(Collected data entries)
★ ★ ★
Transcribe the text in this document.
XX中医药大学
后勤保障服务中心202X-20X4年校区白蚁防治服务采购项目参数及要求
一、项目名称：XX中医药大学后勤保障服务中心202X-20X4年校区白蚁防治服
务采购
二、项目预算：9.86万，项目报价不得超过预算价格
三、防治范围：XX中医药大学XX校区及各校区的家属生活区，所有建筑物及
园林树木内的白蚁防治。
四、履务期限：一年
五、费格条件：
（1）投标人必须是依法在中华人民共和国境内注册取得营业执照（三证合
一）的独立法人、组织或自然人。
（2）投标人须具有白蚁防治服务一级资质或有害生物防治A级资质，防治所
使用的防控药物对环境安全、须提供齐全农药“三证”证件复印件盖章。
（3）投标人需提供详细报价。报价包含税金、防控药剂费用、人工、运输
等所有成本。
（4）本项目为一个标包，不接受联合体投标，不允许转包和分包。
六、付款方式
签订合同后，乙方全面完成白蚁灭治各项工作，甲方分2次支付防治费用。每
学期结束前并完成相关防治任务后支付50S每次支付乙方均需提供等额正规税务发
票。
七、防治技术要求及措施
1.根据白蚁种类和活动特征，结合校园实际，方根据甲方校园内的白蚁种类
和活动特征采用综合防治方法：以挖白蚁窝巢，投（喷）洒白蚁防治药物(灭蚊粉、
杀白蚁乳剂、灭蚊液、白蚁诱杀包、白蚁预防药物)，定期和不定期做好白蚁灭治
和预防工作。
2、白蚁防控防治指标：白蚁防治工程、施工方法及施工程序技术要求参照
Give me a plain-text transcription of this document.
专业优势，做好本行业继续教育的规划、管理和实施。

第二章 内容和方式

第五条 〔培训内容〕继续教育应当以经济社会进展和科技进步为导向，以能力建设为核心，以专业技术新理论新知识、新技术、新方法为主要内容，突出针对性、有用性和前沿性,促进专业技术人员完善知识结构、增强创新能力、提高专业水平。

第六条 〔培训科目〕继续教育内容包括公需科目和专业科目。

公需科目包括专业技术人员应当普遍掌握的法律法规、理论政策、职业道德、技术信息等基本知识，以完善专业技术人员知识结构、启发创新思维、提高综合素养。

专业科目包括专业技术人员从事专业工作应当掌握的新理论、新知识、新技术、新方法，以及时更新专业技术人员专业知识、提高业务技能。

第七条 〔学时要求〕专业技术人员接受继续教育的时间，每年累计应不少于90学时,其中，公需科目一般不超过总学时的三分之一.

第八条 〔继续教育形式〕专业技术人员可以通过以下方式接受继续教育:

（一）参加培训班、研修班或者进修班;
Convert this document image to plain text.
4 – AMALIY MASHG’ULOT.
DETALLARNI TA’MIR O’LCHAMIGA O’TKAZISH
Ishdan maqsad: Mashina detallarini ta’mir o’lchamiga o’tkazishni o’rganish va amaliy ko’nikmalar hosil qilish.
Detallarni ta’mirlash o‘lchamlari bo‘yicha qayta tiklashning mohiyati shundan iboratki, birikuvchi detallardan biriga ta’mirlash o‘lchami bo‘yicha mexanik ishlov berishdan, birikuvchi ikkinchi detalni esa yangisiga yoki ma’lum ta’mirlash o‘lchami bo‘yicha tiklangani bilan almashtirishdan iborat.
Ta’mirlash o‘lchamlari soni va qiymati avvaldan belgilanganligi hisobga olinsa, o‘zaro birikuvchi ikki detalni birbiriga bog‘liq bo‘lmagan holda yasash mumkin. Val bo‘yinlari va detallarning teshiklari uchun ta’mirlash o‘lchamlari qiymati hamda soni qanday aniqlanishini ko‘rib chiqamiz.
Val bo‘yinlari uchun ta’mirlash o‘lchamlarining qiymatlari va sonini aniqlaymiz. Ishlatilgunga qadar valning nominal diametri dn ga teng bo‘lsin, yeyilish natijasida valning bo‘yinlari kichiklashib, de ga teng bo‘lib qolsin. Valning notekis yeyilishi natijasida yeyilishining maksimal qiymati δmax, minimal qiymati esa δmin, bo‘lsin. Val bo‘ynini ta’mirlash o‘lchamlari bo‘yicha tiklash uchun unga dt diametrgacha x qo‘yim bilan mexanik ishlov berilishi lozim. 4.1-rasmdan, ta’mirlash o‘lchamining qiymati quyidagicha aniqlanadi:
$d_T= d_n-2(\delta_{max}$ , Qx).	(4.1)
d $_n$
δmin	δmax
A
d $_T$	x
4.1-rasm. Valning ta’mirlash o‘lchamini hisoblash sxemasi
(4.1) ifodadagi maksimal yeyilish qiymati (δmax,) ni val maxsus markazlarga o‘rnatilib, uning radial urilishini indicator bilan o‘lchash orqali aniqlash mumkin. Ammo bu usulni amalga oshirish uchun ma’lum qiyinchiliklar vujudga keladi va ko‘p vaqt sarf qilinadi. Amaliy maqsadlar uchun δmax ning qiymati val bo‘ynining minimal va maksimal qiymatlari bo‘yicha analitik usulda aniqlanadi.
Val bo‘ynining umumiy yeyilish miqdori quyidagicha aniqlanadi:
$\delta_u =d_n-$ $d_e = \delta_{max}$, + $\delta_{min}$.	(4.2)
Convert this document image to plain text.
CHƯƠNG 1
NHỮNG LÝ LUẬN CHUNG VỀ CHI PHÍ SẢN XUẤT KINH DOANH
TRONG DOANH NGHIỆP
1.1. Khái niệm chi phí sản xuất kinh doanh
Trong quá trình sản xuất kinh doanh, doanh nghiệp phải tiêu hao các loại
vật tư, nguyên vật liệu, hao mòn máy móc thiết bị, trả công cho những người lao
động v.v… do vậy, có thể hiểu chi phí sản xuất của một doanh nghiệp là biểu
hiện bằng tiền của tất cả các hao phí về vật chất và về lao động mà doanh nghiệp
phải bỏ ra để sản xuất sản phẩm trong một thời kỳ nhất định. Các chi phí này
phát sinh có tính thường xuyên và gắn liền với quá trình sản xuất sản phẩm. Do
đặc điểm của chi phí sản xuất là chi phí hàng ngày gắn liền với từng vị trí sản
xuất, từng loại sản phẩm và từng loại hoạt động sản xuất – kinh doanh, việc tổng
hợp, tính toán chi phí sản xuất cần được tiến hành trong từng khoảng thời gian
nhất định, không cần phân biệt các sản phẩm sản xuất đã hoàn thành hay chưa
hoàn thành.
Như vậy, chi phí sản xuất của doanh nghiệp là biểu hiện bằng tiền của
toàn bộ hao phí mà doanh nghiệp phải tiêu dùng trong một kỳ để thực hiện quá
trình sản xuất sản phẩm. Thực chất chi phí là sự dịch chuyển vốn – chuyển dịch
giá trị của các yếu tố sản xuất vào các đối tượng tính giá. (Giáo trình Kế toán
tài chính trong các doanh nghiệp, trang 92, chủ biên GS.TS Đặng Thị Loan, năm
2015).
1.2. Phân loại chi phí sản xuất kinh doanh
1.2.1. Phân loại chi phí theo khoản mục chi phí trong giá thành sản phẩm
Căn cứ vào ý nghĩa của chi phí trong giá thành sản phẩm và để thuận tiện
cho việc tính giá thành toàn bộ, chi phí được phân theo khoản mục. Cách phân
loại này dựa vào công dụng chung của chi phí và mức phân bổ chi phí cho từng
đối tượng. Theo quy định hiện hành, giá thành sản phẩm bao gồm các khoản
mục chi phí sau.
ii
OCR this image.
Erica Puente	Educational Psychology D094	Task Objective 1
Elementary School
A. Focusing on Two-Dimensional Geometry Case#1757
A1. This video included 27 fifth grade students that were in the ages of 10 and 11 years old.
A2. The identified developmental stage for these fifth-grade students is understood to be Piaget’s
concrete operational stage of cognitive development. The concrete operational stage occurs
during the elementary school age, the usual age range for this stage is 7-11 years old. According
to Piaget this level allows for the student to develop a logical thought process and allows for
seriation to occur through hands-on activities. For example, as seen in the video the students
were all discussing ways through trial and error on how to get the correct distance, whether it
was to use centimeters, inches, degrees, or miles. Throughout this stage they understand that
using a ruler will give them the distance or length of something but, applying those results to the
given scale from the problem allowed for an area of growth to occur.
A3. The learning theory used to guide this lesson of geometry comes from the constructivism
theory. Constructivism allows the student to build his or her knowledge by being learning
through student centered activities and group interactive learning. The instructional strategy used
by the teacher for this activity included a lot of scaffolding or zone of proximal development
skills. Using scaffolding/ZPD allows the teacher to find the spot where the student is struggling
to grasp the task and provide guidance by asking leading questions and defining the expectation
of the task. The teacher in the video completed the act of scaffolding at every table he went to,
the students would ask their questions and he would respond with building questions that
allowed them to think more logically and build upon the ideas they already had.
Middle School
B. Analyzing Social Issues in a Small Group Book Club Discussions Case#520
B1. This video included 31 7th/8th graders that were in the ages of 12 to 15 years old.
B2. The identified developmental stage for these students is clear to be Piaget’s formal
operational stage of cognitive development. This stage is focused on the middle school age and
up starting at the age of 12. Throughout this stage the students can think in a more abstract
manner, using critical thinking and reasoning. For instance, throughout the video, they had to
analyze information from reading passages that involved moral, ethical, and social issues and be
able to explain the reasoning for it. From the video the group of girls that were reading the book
★ ★ ★
→ **Set problem**: Every line of the listing that holds "theory" should be found and copied.

→ **Solution to this problem**:
A3. The learning theory used to guide this lesson of geometry comes from the constructivism
theory. Constructivism allows the student to build his or her knowledge by being learning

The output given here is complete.